* What to produce
Check each line of the records below and collect those holding "greatest".

::: Data provided :::

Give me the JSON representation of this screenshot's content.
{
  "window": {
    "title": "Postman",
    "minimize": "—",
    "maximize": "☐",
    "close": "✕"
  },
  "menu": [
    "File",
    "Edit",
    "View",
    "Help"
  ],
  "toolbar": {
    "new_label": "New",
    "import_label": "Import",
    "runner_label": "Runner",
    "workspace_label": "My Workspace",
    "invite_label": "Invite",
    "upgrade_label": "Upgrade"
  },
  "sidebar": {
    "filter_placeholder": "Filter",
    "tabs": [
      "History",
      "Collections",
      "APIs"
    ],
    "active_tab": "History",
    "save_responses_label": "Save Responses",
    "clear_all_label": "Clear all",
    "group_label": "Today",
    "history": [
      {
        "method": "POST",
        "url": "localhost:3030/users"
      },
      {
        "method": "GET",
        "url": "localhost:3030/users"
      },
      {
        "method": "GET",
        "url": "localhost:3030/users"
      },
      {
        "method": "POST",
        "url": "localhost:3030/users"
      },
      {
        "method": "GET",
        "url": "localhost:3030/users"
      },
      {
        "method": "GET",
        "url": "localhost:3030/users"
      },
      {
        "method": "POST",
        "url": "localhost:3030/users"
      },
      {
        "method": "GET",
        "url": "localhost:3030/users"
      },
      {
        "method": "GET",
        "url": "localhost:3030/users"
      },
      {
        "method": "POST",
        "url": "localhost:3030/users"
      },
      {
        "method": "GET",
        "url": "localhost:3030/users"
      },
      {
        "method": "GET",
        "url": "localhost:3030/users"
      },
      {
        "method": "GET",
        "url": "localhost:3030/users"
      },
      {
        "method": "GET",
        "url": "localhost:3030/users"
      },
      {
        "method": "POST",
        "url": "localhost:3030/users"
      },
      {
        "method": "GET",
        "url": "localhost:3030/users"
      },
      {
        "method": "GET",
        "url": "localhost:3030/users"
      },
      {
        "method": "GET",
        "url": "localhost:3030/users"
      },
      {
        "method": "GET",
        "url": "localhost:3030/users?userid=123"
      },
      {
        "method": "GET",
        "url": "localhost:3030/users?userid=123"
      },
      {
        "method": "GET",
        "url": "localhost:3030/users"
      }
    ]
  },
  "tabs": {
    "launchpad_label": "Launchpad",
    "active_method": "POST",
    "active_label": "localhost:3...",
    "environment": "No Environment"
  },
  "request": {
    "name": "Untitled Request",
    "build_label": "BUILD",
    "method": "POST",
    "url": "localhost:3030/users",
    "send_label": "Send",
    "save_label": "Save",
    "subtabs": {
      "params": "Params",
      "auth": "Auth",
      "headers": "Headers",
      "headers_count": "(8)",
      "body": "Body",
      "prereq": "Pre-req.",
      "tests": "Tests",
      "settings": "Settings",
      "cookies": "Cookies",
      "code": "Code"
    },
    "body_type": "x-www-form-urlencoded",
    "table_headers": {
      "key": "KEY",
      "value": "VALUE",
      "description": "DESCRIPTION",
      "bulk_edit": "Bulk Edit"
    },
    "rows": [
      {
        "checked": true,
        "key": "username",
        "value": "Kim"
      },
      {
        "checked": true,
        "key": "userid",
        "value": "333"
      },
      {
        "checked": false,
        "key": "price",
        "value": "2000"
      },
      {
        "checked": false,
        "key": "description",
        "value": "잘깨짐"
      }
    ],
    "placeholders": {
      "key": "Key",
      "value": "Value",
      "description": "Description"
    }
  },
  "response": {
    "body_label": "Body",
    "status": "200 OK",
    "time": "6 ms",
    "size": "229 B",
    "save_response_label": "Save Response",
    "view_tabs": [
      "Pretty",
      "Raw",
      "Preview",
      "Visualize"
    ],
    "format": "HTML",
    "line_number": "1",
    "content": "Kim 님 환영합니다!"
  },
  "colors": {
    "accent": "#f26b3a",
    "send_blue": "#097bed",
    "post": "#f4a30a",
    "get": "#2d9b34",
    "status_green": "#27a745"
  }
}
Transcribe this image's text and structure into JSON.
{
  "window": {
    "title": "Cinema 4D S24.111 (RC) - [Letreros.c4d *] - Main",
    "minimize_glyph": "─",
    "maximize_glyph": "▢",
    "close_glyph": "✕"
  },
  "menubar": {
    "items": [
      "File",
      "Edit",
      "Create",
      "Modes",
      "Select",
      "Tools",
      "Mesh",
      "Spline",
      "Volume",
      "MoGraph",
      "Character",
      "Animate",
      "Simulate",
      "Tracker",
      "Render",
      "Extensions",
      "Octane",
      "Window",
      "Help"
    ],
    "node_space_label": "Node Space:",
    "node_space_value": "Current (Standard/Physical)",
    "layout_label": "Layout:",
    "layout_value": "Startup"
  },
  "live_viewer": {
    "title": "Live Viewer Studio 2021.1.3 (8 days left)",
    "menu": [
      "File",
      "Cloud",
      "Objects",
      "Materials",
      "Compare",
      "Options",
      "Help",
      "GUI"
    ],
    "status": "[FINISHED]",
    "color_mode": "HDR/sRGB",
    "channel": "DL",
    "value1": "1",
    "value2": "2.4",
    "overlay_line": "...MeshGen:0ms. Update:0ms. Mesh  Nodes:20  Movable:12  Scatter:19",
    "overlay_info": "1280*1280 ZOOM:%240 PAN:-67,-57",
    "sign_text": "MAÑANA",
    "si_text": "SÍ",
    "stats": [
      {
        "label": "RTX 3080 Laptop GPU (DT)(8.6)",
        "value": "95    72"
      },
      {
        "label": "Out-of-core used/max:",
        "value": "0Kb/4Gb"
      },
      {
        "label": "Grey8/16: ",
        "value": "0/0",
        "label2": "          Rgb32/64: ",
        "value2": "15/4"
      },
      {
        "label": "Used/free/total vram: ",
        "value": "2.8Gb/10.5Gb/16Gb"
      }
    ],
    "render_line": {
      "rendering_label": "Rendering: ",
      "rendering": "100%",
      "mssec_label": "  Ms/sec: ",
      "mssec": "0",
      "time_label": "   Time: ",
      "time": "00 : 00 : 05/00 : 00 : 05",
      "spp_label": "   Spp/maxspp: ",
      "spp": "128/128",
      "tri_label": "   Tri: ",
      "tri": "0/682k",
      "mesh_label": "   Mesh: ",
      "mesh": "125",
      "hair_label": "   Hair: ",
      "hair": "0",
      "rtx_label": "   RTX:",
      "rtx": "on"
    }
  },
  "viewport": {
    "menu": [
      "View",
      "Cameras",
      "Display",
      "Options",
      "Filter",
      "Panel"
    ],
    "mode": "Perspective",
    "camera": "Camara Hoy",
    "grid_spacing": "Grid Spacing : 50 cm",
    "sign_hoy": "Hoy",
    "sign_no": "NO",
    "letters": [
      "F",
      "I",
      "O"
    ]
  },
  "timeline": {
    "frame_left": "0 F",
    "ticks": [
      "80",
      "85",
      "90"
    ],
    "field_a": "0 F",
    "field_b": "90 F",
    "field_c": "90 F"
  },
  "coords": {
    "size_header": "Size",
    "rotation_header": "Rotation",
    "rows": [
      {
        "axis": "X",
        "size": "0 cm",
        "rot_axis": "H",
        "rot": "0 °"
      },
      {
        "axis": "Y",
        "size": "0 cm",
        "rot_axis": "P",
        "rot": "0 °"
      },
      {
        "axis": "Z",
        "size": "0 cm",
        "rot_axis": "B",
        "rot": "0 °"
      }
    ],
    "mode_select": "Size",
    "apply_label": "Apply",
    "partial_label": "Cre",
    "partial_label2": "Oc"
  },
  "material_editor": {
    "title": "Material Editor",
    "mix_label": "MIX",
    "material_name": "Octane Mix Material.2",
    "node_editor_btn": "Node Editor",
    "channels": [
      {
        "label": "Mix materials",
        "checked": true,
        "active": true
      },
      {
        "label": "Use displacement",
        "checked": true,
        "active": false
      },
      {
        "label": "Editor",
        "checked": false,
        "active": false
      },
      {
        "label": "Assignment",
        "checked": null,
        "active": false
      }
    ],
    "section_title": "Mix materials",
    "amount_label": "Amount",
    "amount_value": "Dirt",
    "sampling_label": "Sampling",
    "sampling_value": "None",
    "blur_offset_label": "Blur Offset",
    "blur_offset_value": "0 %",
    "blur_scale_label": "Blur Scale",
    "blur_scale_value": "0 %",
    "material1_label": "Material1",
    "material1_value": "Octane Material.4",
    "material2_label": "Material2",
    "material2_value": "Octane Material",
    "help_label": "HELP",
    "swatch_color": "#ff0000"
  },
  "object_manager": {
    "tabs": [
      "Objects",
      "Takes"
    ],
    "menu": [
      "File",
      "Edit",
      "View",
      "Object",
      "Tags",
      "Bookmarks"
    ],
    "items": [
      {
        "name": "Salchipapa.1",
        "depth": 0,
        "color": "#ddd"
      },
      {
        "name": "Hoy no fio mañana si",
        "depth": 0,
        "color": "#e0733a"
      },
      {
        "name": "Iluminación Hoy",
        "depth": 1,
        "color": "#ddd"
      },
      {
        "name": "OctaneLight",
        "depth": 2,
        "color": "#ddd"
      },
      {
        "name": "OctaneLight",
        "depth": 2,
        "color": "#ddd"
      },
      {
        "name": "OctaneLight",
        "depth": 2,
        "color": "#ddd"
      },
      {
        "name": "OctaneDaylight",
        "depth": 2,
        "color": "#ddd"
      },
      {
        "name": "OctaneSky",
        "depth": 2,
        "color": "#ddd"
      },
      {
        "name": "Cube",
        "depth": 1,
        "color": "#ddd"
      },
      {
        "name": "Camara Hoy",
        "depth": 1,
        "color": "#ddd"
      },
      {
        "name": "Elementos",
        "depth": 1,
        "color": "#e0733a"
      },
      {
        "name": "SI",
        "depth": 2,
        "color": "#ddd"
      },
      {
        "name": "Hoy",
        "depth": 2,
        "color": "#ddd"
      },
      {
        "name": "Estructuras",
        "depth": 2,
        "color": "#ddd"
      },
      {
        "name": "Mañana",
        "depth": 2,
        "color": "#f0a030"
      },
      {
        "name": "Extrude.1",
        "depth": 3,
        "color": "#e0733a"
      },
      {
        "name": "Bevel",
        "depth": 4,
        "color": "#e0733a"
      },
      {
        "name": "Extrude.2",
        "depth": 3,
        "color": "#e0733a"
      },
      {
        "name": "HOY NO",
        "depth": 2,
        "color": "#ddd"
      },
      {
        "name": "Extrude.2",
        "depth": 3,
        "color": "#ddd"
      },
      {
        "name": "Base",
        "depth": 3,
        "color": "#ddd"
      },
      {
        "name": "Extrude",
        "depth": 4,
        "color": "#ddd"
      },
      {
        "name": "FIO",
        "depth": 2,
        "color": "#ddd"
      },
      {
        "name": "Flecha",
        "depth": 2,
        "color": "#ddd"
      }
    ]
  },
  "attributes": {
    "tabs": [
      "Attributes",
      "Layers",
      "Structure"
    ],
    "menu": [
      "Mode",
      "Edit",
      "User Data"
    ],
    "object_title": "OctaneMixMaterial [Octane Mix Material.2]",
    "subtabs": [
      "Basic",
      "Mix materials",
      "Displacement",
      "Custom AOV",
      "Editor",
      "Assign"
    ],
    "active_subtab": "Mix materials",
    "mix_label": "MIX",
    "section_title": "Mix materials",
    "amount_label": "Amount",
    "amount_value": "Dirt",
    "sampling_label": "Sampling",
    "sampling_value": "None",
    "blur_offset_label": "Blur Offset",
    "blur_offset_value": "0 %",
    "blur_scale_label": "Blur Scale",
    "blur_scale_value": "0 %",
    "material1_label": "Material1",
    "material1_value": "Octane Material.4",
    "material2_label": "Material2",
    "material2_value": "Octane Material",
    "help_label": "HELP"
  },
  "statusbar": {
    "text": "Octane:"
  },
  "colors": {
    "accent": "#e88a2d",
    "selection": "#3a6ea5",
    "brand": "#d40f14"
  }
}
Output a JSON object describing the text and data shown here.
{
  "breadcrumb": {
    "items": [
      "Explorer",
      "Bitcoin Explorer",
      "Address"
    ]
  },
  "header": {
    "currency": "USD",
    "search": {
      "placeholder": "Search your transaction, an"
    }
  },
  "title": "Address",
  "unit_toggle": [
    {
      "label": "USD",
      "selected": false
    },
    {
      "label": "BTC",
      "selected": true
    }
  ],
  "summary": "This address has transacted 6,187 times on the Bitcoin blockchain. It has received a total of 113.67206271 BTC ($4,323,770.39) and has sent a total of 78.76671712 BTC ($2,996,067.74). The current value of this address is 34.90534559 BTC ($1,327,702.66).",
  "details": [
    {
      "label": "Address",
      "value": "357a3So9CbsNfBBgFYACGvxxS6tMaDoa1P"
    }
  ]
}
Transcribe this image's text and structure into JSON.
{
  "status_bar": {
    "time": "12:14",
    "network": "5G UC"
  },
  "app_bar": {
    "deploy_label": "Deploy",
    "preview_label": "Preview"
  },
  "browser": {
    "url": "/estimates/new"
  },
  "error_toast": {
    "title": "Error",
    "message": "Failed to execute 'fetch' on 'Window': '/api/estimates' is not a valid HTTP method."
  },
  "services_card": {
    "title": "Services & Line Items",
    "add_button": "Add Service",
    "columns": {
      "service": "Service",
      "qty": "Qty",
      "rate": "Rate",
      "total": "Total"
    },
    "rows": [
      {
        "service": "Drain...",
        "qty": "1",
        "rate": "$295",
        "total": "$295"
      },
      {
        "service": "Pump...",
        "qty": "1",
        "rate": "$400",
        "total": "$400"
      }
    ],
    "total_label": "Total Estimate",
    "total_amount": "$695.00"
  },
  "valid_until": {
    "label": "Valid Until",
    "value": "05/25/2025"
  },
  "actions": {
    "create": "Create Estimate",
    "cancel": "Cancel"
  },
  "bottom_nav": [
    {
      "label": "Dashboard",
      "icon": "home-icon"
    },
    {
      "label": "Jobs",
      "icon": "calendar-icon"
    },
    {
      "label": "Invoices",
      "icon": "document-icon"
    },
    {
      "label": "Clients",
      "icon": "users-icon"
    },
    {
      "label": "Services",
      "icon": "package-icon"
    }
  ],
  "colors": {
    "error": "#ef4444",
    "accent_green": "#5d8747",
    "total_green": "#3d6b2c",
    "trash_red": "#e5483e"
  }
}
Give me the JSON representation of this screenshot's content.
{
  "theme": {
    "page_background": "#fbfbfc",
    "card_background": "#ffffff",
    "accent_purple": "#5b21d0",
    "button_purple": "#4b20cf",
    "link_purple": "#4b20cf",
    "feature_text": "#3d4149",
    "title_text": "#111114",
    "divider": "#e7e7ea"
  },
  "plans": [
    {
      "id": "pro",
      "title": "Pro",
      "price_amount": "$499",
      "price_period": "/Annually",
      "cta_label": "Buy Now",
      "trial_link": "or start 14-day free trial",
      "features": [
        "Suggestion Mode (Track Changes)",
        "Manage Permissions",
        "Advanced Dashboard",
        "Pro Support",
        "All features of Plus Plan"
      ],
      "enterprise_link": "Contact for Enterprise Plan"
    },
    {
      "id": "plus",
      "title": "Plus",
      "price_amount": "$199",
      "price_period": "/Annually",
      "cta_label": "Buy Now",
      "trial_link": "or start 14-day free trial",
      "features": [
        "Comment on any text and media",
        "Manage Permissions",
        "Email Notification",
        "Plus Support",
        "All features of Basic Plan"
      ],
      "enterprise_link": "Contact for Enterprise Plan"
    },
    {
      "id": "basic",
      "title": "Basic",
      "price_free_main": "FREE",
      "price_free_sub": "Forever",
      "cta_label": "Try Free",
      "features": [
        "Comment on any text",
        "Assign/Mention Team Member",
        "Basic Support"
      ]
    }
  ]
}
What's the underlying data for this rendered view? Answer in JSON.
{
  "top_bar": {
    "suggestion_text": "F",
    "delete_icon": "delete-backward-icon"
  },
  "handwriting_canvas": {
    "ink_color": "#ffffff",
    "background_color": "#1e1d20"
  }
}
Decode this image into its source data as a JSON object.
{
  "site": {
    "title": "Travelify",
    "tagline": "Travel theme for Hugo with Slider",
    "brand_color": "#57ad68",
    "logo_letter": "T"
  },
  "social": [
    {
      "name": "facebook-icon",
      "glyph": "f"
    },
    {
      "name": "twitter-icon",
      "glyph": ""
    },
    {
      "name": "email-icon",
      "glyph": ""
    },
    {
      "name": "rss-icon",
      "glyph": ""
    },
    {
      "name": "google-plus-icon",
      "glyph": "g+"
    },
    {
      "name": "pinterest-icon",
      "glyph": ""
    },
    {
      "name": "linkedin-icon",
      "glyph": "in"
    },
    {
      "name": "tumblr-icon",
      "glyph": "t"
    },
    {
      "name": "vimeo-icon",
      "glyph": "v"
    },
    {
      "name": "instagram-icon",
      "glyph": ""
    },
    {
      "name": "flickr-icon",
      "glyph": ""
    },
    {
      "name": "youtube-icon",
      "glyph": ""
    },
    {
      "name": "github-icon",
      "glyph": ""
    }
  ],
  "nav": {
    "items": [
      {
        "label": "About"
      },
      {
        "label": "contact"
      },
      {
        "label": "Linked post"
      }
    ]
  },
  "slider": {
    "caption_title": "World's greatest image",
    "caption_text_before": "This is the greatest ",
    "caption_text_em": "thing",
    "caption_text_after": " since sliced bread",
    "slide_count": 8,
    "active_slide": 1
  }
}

:::

* Exercise result
    "caption_title": "World's greatest image",
    "caption_text_before": "This is the greatest ",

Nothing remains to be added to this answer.